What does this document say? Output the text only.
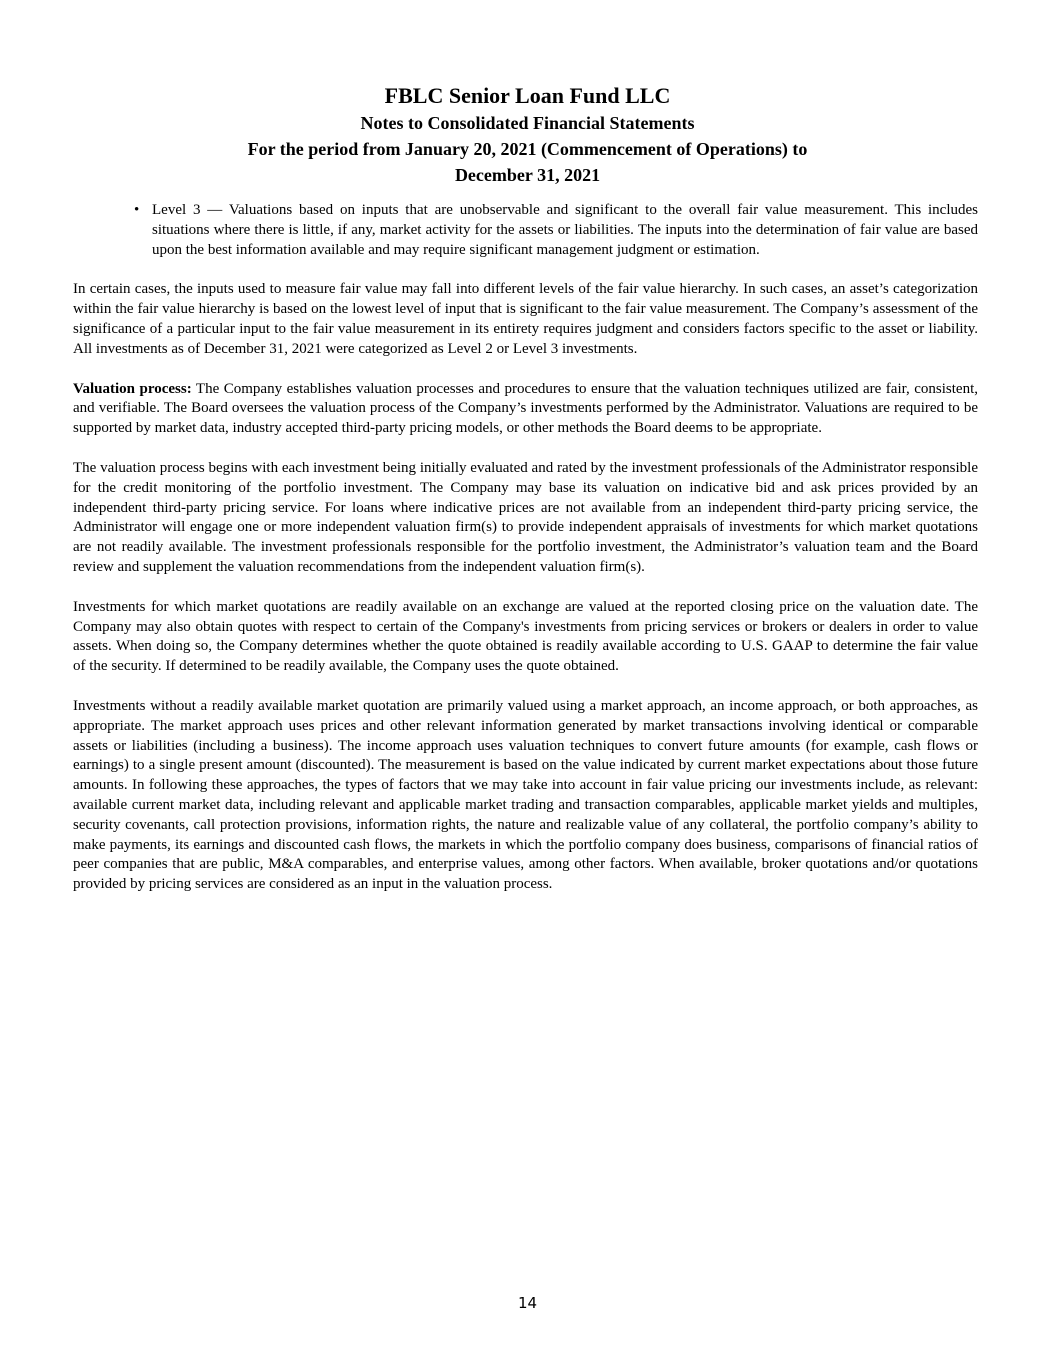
FBLC Senior Loan Fund LLC
Notes to Consolidated Financial Statements
For the period from January 20, 2021 (Commencement of Operations) to
December 31, 2021
• Level 3 — Valuations based on inputs that are unobservable and significant to the overall fair value measurement. This includes situations where there is little, if any, market activity for the assets or liabilities. The inputs into the determination of fair value are based upon the best information available and may require significant management judgment or estimation.

In certain cases, the inputs used to measure fair value may fall into different levels of the fair value hierarchy. In such cases, an asset’s categorization within the fair value hierarchy is based on the lowest level of input that is significant to the fair value measurement. The Company’s assessment of the significance of a particular input to the fair value measurement in its entirety requires judgment and considers factors specific to the asset or liability. All investments as of December 31, 2021 were categorized as Level 2 or Level 3 investments.

Valuation process: The Company establishes valuation processes and procedures to ensure that the valuation techniques utilized are fair, consistent, and verifiable. The Board oversees the valuation process of the Company’s investments performed by the Administrator. Valuations are required to be supported by market data, industry accepted third-party pricing models, or other methods the Board deems to be appropriate.

The valuation process begins with each investment being initially evaluated and rated by the investment professionals of the Administrator responsible for the credit monitoring of the portfolio investment. The Company may base its valuation on indicative bid and ask prices provided by an independent third-party pricing service. For loans where indicative prices are not available from an independent third-party pricing service, the Administrator will engage one or more independent valuation firm(s) to provide independent appraisals of investments for which market quotations are not readily available. The investment professionals responsible for the portfolio investment, the Administrator’s valuation team and the Board review and supplement the valuation recommendations from the independent valuation firm(s).

Investments for which market quotations are readily available on an exchange are valued at the reported closing price on the valuation date. The Company may also obtain quotes with respect to certain of the Company's investments from pricing services or brokers or dealers in order to value assets. When doing so, the Company determines whether the quote obtained is readily available according to U.S. GAAP to determine the fair value of the security. If determined to be readily available, the Company uses the quote obtained.

Investments without a readily available market quotation are primarily valued using a market approach, an income approach, or both approaches, as appropriate. The market approach uses prices and other relevant information generated by market transactions involving identical or comparable assets or liabilities (including a business). The income approach uses valuation techniques to convert future amounts (for example, cash flows or earnings) to a single present amount (discounted). The measurement is based on the value indicated by current market expectations about those future amounts. In following these approaches, the types of factors that we may take into account in fair value pricing our investments include, as relevant: available current market data, including relevant and applicable market trading and transaction comparables, applicable market yields and multiples, security covenants, call protection provisions, information rights, the nature and realizable value of any collateral, the portfolio company’s ability to make payments, its earnings and discounted cash flows, the markets in which the portfolio company does business, comparisons of financial ratios of peer companies that are public, M&A comparables, and enterprise values, among other factors. When available, broker quotations and/or quotations provided by pricing services are considered as an input in the valuation process.

14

● Exercise description: Copy out each line of the data containing the string "techniques".

● Finished exercise:
Valuation process: The Company establishes valuation processes and procedures to ensure that the valuation techniques utilized are fair, consistent, and verifiable. The Board oversees the valuation process of the Company’s investments performed by the Administrator. Valuations are required to be supported by market data, industry accepted third-party pricing models, or other methods the Board deems to be appropriate.
Investments without a readily available market quotation are primarily valued using a market approach, an income approach, or both approaches, as appropriate. The market approach uses prices and other relevant information generated by market transactions involving identical or comparable assets or liabilities (including a business). The income approach uses valuation techniques to convert future amounts (for example, cash flows or earnings) to a single present amount (discounted). The measurement is based on the value indicated by current market expectations about those future amounts. In following these approaches, the types of factors that we may take into account in fair value pricing our investments include, as relevant: available current market data, including relevant and applicable market trading and transaction comparables, applicable market yields and multiples, security covenants, call protection provisions, information rights, the nature and realizable value of any collateral, the portfolio company’s ability to make payments, its earnings and discounted cash flows, the markets in which the portfolio company does business, comparisons of financial ratios of peer companies that are public, M&A comparables, and enterprise values, among other factors. When available, broker quotations and/or quotations provided by pricing services are considered as an input in the valuation process.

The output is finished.